— begin Input for this task —
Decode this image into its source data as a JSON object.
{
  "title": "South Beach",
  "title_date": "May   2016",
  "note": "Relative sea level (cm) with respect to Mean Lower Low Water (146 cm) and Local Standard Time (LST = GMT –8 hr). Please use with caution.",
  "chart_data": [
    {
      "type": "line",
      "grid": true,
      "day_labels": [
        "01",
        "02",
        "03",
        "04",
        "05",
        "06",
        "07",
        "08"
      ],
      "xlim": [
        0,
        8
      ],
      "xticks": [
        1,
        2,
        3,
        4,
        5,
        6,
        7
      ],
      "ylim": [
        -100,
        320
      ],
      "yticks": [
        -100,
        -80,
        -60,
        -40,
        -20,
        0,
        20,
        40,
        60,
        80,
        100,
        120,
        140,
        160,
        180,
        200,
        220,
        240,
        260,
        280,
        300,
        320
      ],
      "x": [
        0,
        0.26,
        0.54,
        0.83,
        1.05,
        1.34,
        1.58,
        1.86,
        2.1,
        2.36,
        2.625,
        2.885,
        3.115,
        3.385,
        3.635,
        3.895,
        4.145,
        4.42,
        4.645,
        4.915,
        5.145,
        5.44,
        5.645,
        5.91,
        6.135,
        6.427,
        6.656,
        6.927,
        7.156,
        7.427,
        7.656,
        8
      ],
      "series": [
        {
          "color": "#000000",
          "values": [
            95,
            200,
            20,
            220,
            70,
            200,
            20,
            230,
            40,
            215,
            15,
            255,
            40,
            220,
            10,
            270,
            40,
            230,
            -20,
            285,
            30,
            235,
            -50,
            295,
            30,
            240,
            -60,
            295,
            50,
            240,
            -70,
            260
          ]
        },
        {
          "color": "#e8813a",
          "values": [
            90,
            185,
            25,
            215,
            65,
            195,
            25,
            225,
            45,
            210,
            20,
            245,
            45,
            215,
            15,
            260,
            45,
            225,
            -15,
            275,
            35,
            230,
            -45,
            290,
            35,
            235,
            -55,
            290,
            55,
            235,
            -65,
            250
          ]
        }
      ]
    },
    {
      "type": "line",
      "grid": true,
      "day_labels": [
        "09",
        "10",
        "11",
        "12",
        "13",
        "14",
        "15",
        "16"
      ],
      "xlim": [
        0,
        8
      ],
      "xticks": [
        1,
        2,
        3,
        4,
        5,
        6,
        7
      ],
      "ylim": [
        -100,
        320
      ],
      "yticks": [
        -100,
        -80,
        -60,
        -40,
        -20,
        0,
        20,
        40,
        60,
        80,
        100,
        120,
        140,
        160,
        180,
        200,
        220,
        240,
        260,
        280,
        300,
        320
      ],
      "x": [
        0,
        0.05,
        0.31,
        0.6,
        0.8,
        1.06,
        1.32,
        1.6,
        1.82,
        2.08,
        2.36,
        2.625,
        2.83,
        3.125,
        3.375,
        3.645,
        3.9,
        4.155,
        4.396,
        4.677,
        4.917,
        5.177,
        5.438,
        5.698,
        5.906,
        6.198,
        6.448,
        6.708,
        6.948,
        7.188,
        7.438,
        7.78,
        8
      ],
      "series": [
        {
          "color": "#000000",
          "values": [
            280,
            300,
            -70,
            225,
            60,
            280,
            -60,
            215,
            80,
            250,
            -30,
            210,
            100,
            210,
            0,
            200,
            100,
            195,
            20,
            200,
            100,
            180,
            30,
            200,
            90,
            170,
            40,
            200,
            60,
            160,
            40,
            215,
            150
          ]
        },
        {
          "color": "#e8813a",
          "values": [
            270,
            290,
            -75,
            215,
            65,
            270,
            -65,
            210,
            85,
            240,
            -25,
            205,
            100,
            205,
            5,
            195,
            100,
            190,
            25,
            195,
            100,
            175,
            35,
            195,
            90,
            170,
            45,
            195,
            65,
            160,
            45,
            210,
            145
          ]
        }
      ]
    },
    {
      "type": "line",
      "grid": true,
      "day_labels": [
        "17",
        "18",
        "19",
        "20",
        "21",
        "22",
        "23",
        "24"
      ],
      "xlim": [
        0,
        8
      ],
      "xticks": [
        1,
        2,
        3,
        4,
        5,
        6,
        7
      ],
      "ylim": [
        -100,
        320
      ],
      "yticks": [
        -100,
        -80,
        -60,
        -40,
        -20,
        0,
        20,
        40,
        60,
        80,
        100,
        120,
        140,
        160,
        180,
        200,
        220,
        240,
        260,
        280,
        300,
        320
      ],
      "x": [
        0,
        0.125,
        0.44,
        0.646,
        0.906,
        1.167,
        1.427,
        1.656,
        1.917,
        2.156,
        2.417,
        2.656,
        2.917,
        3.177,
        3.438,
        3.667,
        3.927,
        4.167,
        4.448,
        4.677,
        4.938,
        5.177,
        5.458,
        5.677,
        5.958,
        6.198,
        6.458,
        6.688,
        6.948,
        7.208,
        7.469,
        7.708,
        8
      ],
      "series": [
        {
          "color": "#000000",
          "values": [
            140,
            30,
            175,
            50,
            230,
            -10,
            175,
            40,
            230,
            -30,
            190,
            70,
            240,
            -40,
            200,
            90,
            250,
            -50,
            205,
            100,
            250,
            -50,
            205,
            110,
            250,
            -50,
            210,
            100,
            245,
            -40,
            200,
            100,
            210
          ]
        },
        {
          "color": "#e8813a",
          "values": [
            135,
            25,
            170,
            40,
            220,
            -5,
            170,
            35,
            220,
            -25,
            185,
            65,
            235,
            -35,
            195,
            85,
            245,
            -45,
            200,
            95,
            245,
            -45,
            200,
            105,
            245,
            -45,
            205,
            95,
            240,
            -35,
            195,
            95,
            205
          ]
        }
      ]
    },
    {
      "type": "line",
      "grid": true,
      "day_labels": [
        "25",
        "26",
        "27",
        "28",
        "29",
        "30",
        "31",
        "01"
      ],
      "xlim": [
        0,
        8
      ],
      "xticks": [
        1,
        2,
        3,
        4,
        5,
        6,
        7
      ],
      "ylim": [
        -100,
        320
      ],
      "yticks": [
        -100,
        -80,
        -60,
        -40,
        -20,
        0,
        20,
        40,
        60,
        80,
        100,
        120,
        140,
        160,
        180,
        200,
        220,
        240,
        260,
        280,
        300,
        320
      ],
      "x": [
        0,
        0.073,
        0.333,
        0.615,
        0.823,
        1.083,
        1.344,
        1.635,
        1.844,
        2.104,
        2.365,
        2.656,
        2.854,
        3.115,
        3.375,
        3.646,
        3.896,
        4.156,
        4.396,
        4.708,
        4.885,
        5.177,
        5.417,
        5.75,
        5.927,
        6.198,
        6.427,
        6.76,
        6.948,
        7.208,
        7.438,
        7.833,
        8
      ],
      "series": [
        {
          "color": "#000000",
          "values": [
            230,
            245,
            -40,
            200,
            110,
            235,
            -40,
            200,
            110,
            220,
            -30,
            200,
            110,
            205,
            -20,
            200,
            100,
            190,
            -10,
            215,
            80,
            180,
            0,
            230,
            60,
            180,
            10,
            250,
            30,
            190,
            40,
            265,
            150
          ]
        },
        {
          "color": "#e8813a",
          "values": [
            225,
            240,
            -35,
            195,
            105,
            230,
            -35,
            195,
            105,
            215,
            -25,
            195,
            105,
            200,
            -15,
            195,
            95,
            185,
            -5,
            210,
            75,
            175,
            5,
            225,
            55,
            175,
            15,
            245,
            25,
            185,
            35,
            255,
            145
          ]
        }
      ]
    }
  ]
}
— end Input for this task —
The exercise :: All entries shown above should be printed again exactly.

Output ::
Decode this image into its source data as a JSON object.
{
  "title": "South Beach",
  "title_date": "May   2016",
  "note": "Relative sea level (cm) with respect to Mean Lower Low Water (146 cm) and Local Standard Time (LST = GMT –8 hr). Please use with caution.",
  "chart_data": [
    {
      "type": "line",
      "grid": true,
      "day_labels": [
        "01",
        "02",
        "03",
        "04",
        "05",
        "06",
        "07",
        "08"
      ],
      "xlim": [
        0,
        8
      ],
      "xticks": [
        1,
        2,
        3,
        4,
        5,
        6,
        7
      ],
      "ylim": [
        -100,
        320
      ],
      "yticks": [
        -100,
        -80,
        -60,
        -40,
        -20,
        0,
        20,
        40,
        60,
        80,
        100,
        120,
        140,
        160,
        180,
        200,
        220,
        240,
        260,
        280,
        300,
        320
      ],
      "x": [
        0,
        0.26,
        0.54,
        0.83,
        1.05,
        1.34,
        1.58,
        1.86,
        2.1,
        2.36,
        2.625,
        2.885,
        3.115,
        3.385,
        3.635,
        3.895,
        4.145,
        4.42,
        4.645,
        4.915,
        5.145,
        5.44,
        5.645,
        5.91,
        6.135,
        6.427,
        6.656,
        6.927,
        7.156,
        7.427,
        7.656,
        8
      ],
      "series": [
        {
          "color": "#000000",
          "values": [
            95,
            200,
            20,
            220,
            70,
            200,
            20,
            230,
            40,
            215,
            15,
            255,
            40,
            220,
            10,
            270,
            40,
            230,
            -20,
            285,
            30,
            235,
            -50,
            295,
            30,
            240,
            -60,
            295,
            50,
            240,
            -70,
            260
          ]
        },
        {
          "color": "#e8813a",
          "values": [
            90,
            185,
            25,
            215,
            65,
            195,
            25,
            225,
            45,
            210,
            20,
            245,
            45,
            215,
            15,
            260,
            45,
            225,
            -15,
            275,
            35,
            230,
            -45,
            290,
            35,
            235,
            -55,
            290,
            55,
            235,
            -65,
            250
          ]
        }
      ]
    },
    {
      "type": "line",
      "grid": true,
      "day_labels": [
        "09",
        "10",
        "11",
        "12",
        "13",
        "14",
        "15",
        "16"
      ],
      "xlim": [
        0,
        8
      ],
      "xticks": [
        1,
        2,
        3,
        4,
        5,
        6,
        7
      ],
      "ylim": [
        -100,
        320
      ],
      "yticks": [
        -100,
        -80,
        -60,
        -40,
        -20,
        0,
        20,
        40,
        60,
        80,
        100,
        120,
        140,
        160,
        180,
        200,
        220,
        240,
        260,
        280,
        300,
        320
      ],
      "x": [
        0,
        0.05,
        0.31,
        0.6,
        0.8,
        1.06,
        1.32,
        1.6,
        1.82,
        2.08,
        2.36,
        2.625,
        2.83,
        3.125,
        3.375,
        3.645,
        3.9,
        4.155,
        4.396,
        4.677,
        4.917,
        5.177,
        5.438,
        5.698,
        5.906,
        6.198,
        6.448,
        6.708,
        6.948,
        7.188,
        7.438,
        7.78,
        8
      ],
      "series": [
        {
          "color": "#000000",
          "values": [
            280,
            300,
            -70,
            225,
            60,
            280,
            -60,
            215,
            80,
            250,
            -30,
            210,
            100,
            210,
            0,
            200,
            100,
            195,
            20,
            200,
            100,
            180,
            30,
            200,
            90,
            170,
            40,
            200,
            60,
            160,
            40,
            215,
            150
          ]
        },
        {
          "color": "#e8813a",
          "values": [
            270,
            290,
            -75,
            215,
            65,
            270,
            -65,
            210,
            85,
            240,
            -25,
            205,
            100,
            205,
            5,
            195,
            100,
            190,
            25,
            195,
            100,
            175,
            35,
            195,
            90,
            170,
            45,
            195,
            65,
            160,
            45,
            210,
            145
          ]
        }
      ]
    },
    {
      "type": "line",
      "grid": true,
      "day_labels": [
        "17",
        "18",
        "19",
        "20",
        "21",
        "22",
        "23",
        "24"
      ],
      "xlim": [
        0,
        8
      ],
      "xticks": [
        1,
        2,
        3,
        4,
        5,
        6,
        7
      ],
      "ylim": [
        -100,
        320
      ],
      "yticks": [
        -100,
        -80,
        -60,
        -40,
        -20,
        0,
        20,
        40,
        60,
        80,
        100,
        120,
        140,
        160,
        180,
        200,
        220,
        240,
        260,
        280,
        300,
        320
      ],
      "x": [
        0,
        0.125,
        0.44,
        0.646,
        0.906,
        1.167,
        1.427,
        1.656,
        1.917,
        2.156,
        2.417,
        2.656,
        2.917,
        3.177,
        3.438,
        3.667,
        3.927,
        4.167,
        4.448,
        4.677,
        4.938,
        5.177,
        5.458,
        5.677,
        5.958,
        6.198,
        6.458,
        6.688,
        6.948,
        7.208,
        7.469,
        7.708,
        8
      ],
      "series": [
        {
          "color": "#000000",
          "values": [
            140,
            30,
            175,
            50,
            230,
            -10,
            175,
            40,
            230,
            -30,
            190,
            70,
            240,
            -40,
            200,
            90,
            250,
            -50,
            205,
            100,
            250,
            -50,
            205,
            110,
            250,
            -50,
            210,
            100,
            245,
            -40,
            200,
            100,
            210
          ]
        },
        {
          "color": "#e8813a",
          "values": [
            135,
            25,
            170,
            40,
            220,
            -5,
            170,
            35,
            220,
            -25,
            185,
            65,
            235,
            -35,
            195,
            85,
            245,
            -45,
            200,
            95,
            245,
            -45,
            200,
            105,
            245,
            -45,
            205,
            95,
            240,
            -35,
            195,
            95,
            205
          ]
        }
      ]
    },
    {
      "type": "line",
      "grid": true,
      "day_labels": [
        "25",
        "26",
        "27",
        "28",
        "29",
        "30",
        "31",
        "01"
      ],
      "xlim": [
        0,
        8
      ],
      "xticks": [
        1,
        2,
        3,
        4,
        5,
        6,
        7
      ],
      "ylim": [
        -100,
        320
      ],
      "yticks": [
        -100,
        -80,
        -60,
        -40,
        -20,
        0,
        20,
        40,
        60,
        80,
        100,
        120,
        140,
        160,
        180,
        200,
        220,
        240,
        260,
        280,
        300,
        320
      ],
      "x": [
        0,
        0.073,
        0.333,
        0.615,
        0.823,
        1.083,
        1.344,
        1.635,
        1.844,
        2.104,
        2.365,
        2.656,
        2.854,
        3.115,
        3.375,
        3.646,
        3.896,
        4.156,
        4.396,
        4.708,
        4.885,
        5.177,
        5.417,
        5.75,
        5.927,
        6.198,
        6.427,
        6.76,
        6.948,
        7.208,
        7.438,
        7.833,
        8
      ],
      "series": [
        {
          "color": "#000000",
          "values": [
            230,
            245,
            -40,
            200,
            110,
            235,
            -40,
            200,
            110,
            220,
            -30,
            200,
            110,
            205,
            -20,
            200,
            100,
            190,
            -10,
            215,
            80,
            180,
            0,
            230,
            60,
            180,
            10,
            250,
            30,
            190,
            40,
            265,
            150
          ]
        },
        {
          "color": "#e8813a",
          "values": [
            225,
            240,
            -35,
            195,
            105,
            230,
            -35,
            195,
            105,
            215,
            -25,
            195,
            105,
            200,
            -15,
            195,
            95,
            185,
            -5,
            210,
            75,
            175,
            5,
            225,
            55,
            175,
            15,
            245,
            25,
            185,
            35,
            255,
            145
          ]
        }
      ]
    }
  ]
}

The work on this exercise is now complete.